How many lines of these records hold the string "Pimpini"? Reply with the number alone.

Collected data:
►
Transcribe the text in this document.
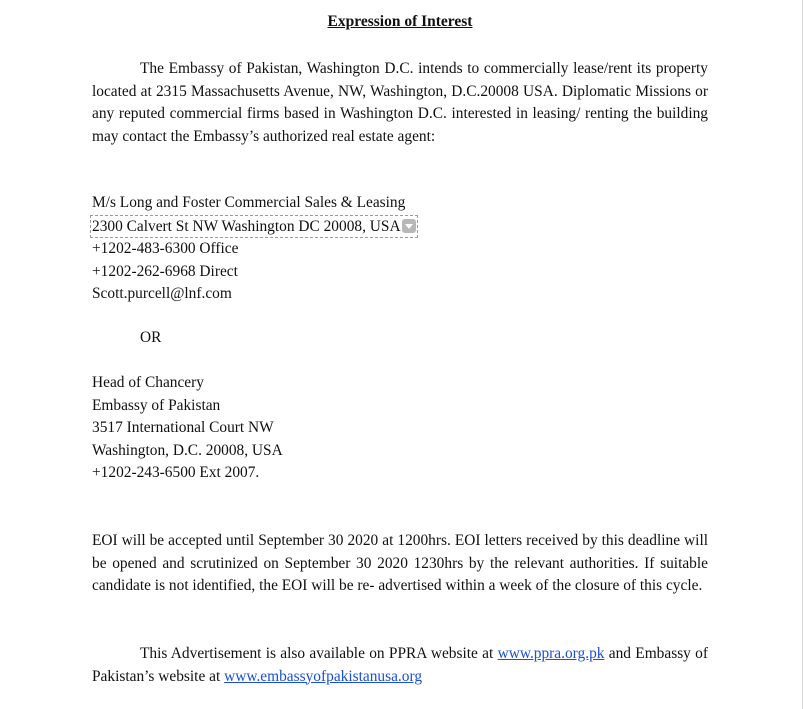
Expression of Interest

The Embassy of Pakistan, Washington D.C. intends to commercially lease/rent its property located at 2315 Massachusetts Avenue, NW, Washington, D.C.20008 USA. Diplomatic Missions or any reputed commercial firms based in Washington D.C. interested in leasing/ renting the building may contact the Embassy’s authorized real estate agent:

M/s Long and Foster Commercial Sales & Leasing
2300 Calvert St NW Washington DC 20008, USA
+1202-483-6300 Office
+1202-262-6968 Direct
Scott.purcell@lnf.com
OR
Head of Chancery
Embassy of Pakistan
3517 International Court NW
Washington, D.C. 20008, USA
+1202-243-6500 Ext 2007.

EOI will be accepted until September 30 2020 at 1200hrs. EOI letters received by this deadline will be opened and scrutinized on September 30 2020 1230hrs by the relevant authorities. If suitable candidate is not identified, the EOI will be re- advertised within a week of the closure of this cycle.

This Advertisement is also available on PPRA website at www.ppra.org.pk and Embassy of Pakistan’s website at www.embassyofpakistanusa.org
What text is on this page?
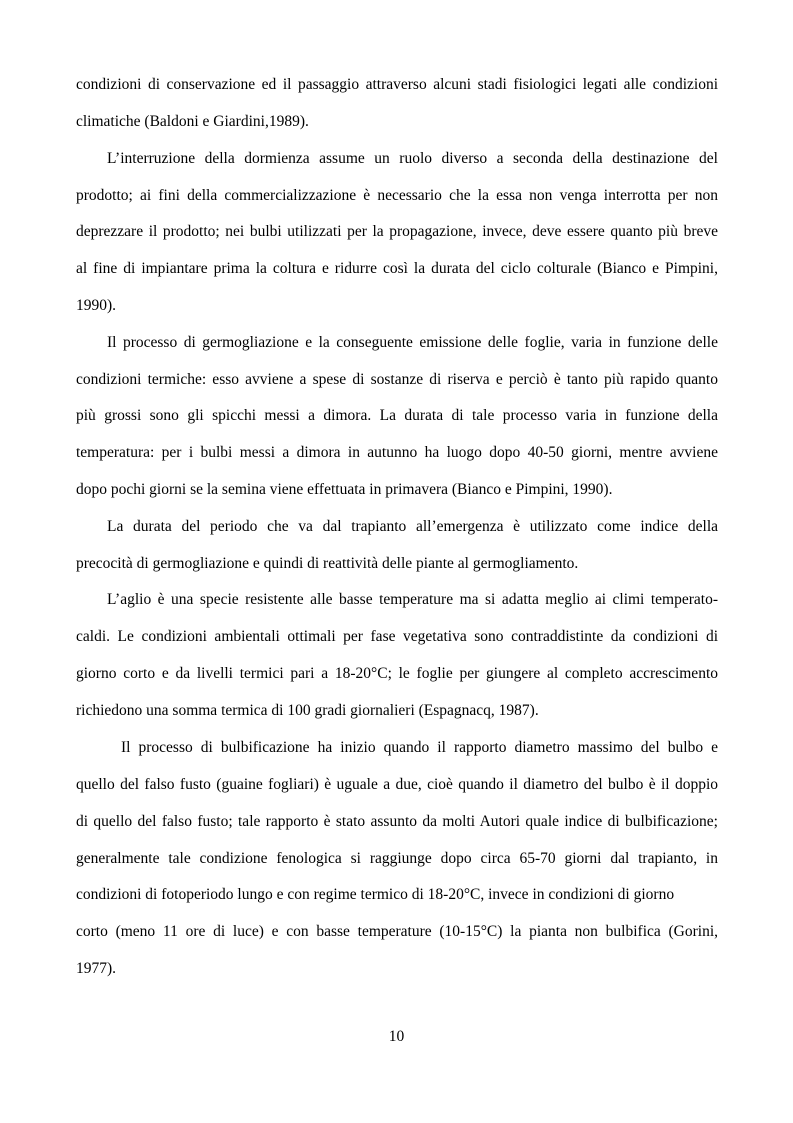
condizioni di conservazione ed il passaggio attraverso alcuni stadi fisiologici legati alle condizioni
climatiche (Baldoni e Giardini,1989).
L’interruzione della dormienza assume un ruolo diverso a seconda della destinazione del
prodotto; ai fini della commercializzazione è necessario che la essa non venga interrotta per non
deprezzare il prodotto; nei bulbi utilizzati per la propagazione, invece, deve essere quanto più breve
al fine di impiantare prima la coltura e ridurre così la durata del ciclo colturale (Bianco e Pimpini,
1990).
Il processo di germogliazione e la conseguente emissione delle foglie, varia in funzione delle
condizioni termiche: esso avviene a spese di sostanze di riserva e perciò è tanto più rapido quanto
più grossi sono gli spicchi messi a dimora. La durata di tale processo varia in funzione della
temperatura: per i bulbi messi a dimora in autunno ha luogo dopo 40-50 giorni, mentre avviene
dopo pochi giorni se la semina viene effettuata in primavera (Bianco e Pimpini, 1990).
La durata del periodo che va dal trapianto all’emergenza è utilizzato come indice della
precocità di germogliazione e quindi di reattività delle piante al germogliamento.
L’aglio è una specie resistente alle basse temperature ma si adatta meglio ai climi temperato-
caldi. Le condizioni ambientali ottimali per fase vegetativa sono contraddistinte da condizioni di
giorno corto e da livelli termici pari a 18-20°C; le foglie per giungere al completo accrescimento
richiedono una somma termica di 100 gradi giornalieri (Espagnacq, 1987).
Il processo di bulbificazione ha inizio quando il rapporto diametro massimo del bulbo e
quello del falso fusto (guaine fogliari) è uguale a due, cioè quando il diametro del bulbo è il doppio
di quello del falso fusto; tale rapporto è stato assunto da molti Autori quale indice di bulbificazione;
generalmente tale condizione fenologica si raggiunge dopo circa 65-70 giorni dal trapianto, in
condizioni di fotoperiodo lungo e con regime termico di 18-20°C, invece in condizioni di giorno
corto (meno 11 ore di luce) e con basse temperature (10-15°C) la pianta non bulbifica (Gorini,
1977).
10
◄
_TASK OUTPUT_
2